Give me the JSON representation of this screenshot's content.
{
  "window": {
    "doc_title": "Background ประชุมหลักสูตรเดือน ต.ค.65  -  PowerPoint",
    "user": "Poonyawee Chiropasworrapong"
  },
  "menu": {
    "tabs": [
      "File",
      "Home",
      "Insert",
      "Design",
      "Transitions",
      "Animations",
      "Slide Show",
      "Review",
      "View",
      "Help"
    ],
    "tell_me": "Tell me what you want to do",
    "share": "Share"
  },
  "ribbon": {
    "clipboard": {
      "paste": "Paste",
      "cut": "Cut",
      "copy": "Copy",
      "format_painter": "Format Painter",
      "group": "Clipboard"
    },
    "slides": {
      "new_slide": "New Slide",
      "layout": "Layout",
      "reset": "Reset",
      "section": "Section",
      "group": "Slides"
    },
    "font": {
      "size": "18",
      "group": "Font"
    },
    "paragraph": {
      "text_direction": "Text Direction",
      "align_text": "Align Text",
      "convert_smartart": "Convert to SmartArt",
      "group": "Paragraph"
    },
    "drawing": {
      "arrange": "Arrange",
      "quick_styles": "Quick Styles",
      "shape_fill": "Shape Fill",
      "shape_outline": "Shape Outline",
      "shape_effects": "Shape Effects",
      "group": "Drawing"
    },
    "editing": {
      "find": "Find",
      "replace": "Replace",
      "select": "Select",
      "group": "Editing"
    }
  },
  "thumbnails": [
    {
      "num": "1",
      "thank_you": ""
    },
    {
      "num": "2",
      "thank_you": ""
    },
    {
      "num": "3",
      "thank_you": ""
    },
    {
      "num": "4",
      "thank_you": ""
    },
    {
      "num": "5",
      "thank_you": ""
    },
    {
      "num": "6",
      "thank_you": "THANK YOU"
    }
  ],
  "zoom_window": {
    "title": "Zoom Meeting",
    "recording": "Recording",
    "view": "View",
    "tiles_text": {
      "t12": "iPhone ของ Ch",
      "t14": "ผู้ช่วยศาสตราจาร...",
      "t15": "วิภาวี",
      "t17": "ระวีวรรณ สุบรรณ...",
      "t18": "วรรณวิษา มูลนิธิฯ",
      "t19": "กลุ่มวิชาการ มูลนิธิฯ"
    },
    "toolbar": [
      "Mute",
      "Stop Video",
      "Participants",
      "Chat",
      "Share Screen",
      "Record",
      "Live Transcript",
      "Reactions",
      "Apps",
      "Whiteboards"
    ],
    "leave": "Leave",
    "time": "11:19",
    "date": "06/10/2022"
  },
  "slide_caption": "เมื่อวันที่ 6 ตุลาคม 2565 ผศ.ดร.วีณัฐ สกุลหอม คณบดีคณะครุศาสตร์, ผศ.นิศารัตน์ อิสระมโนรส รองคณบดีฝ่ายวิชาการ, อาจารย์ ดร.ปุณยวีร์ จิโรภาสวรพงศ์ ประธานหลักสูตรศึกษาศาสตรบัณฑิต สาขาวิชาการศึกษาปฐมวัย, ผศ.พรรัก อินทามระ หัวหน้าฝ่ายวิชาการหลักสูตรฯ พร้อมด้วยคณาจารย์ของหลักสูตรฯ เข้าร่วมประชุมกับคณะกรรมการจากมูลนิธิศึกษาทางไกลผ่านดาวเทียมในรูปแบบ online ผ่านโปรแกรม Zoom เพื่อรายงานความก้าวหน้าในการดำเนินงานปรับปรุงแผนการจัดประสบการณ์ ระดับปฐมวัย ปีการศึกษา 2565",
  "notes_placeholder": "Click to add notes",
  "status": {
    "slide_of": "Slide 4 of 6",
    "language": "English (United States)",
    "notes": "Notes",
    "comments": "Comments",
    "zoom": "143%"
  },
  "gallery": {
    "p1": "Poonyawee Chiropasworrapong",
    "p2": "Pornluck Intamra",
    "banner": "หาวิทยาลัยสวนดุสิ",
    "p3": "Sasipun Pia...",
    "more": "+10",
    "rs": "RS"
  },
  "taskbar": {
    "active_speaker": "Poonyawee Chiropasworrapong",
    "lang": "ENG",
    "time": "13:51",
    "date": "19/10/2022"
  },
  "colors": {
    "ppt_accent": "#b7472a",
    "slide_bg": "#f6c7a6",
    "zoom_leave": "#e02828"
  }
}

——————————

### WRITTEN EXERCISE
List all lines from the entries that include the word "notes".

### SOLUTION FOR THIS EXERCISE
  "notes_placeholder": "Click to add notes",
    "notes": "Notes",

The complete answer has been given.